*Istruzioni e requisiti*. Riporta tutte le voci qui sotto sostituendo "wall" con "partition" e senza cambiare nient'altro. Non includere le immagini nella risposta.
=======
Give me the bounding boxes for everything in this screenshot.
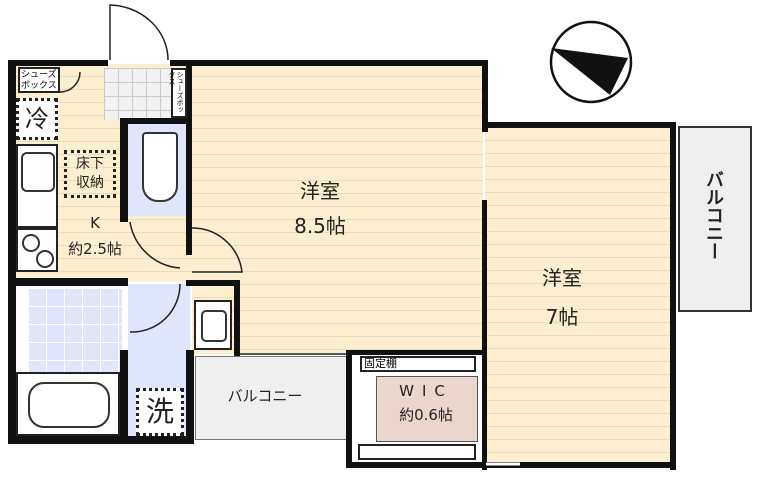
room-label-kitchen: K 約2.5帖 xyxy=(68,214,122,258)
bathtub xyxy=(16,372,120,436)
wall xyxy=(120,350,128,440)
wall xyxy=(186,350,194,440)
room-label-wic: WIC 約0.6帖 xyxy=(399,382,453,424)
wall xyxy=(670,122,676,470)
wall xyxy=(120,118,190,124)
wall xyxy=(186,280,238,286)
wall xyxy=(234,280,240,356)
room-label-western-2: 洋室 7帖 xyxy=(542,266,582,329)
wall xyxy=(186,225,192,255)
wall xyxy=(482,122,676,128)
wall xyxy=(186,60,192,225)
western-room-1 xyxy=(192,64,483,354)
wall xyxy=(8,60,108,66)
wall xyxy=(170,60,486,66)
toilet-icon xyxy=(142,132,178,202)
burner-icon xyxy=(36,250,54,268)
wall xyxy=(120,122,128,222)
washbasin xyxy=(194,300,232,350)
stove xyxy=(16,228,58,272)
fridge: 冷 xyxy=(16,98,58,140)
balcony-right xyxy=(678,126,752,312)
wall xyxy=(346,350,352,468)
room-label-western-1: 洋室 8.5帖 xyxy=(294,179,346,238)
entrance-tiles xyxy=(104,68,172,120)
wall xyxy=(482,200,487,470)
wic-shelf xyxy=(358,444,476,460)
tub-basin xyxy=(28,382,110,428)
wall xyxy=(8,436,194,444)
washer-space: 洗 xyxy=(136,388,184,436)
bath-floor xyxy=(28,288,122,372)
basin-bowl xyxy=(201,310,227,342)
wic-room xyxy=(376,376,478,442)
wall xyxy=(482,60,488,132)
sink-basin xyxy=(21,152,55,192)
shoe-box-right: シューズボックス xyxy=(168,68,187,118)
wall xyxy=(8,60,16,444)
balcony-bottom-label: バルコニー xyxy=(227,387,303,405)
underfloor-storage: 床下収納 xyxy=(64,150,116,198)
sink xyxy=(16,144,58,228)
shoe-box-left: シューズボックス xyxy=(18,67,60,93)
burner-icon xyxy=(22,234,40,252)
fixed-shelf: 固定棚 xyxy=(360,356,476,372)
western-room-2 xyxy=(485,128,672,466)
balcony-right-label: バルコニー xyxy=(703,170,724,260)
wall xyxy=(346,350,486,355)
wall xyxy=(8,278,128,286)
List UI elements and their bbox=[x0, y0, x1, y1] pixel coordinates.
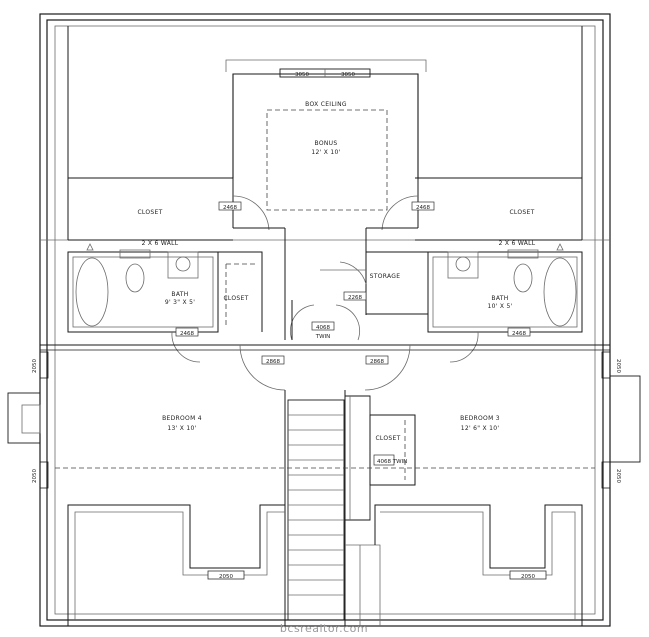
=======
*Risposta completa*.
Give me the bounding boxes for everything in this screenshot.
room-label-kitchen: K 約2.5帖 xyxy=(68,214,122,258)
bathtub xyxy=(16,372,120,436)
partition xyxy=(120,350,128,440)
partition xyxy=(186,350,194,440)
room-label-wic: WIC 約0.6帖 xyxy=(399,382,453,424)
partition xyxy=(670,122,676,470)
partition xyxy=(120,118,190,124)
partition xyxy=(186,280,238,286)
partition xyxy=(234,280,240,356)
room-label-western-2: 洋室 7帖 xyxy=(542,266,582,329)
partition xyxy=(186,225,192,255)
partition xyxy=(482,122,676,128)
partition xyxy=(186,60,192,225)
western-room-1 xyxy=(192,64,483,354)
partition xyxy=(8,60,108,66)
partition xyxy=(170,60,486,66)
toilet-icon xyxy=(142,132,178,202)
burner-icon xyxy=(36,250,54,268)
partition xyxy=(120,122,128,222)
washbasin xyxy=(194,300,232,350)
stove xyxy=(16,228,58,272)
fridge: 冷 xyxy=(16,98,58,140)
balcony-right xyxy=(678,126,752,312)
partition xyxy=(346,350,352,468)
room-label-western-1: 洋室 8.5帖 xyxy=(294,179,346,238)
entrance-tiles xyxy=(104,68,172,120)
partition xyxy=(482,200,487,470)
wic-shelf xyxy=(358,444,476,460)
tub-basin xyxy=(28,382,110,428)
partition xyxy=(8,436,194,444)
washer-space: 洗 xyxy=(136,388,184,436)
bath-floor xyxy=(28,288,122,372)
basin-bowl xyxy=(201,310,227,342)
wic-room xyxy=(376,376,478,442)
partition xyxy=(482,60,488,132)
sink-basin xyxy=(21,152,55,192)
shoe-box-right: シューズボックス xyxy=(168,68,187,118)
partition xyxy=(8,60,16,444)
balcony-bottom-label: バルコニー xyxy=(227,387,303,405)
underfloor-storage: 床下収納 xyxy=(64,150,116,198)
sink xyxy=(16,144,58,228)
shoe-box-left: シューズボックス xyxy=(18,67,60,93)
burner-icon xyxy=(22,234,40,252)
fixed-shelf: 固定棚 xyxy=(360,356,476,372)
western-room-2 xyxy=(485,128,672,466)
balcony-right-label: バルコニー xyxy=(703,170,724,260)
partition xyxy=(346,350,486,355)
partition xyxy=(8,278,128,286)
List UI elements and their bbox=[x0, y0, x1, y1] pixel coordinates.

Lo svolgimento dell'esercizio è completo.